# [What you have to do]
Pick out every line that holds the string "pinpoint" and copy it.

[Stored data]

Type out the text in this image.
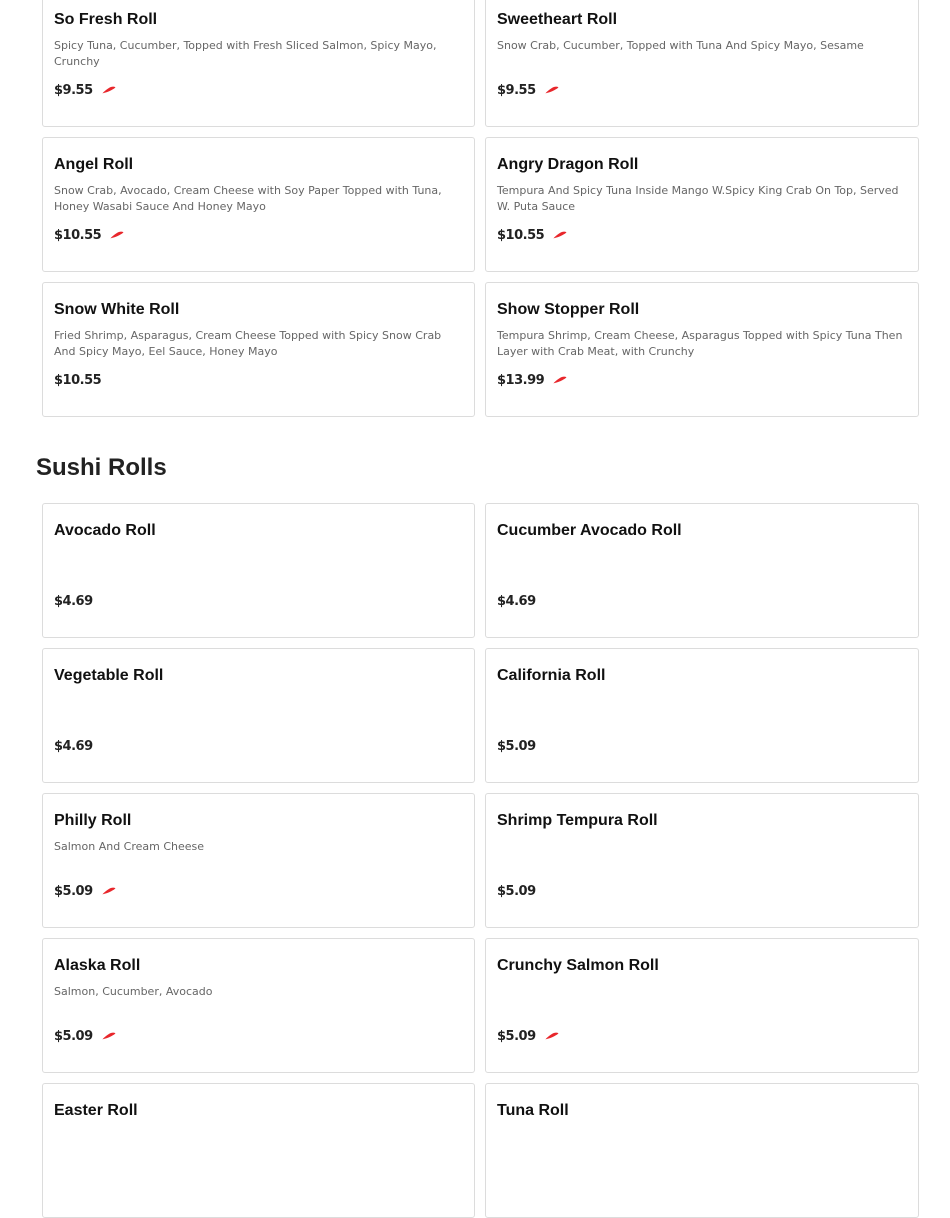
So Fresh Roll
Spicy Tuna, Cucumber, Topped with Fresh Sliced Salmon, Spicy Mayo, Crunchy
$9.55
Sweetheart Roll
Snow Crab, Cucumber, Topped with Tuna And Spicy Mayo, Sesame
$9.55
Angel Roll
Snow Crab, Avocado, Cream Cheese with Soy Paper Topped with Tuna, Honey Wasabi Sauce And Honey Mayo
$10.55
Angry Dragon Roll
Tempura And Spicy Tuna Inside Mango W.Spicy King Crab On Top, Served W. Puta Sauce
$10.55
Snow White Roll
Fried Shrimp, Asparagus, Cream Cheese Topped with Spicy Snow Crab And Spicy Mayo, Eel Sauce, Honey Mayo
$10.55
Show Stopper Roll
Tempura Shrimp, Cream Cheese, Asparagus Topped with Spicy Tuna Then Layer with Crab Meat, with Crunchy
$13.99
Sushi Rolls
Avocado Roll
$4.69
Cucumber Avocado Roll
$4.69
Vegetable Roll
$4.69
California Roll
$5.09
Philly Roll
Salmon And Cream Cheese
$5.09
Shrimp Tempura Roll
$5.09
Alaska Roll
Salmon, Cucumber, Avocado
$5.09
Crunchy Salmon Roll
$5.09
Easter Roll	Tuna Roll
---
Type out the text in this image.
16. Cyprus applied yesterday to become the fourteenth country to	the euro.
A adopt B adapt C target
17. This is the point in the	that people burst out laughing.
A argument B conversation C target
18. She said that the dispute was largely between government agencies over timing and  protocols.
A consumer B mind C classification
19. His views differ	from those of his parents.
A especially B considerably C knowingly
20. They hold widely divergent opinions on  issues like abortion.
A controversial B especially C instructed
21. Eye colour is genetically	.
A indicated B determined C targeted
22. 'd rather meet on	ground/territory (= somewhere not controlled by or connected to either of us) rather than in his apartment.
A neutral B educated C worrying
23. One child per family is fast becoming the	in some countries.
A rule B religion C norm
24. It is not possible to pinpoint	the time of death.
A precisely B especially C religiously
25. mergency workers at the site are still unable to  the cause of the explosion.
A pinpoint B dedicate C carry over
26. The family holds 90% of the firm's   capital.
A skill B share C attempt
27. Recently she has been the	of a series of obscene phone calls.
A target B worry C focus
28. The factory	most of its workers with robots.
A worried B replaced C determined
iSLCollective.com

# [Result below]
24. It is not possible to pinpoint	the time of death.
A pinpoint B dedicate C carry over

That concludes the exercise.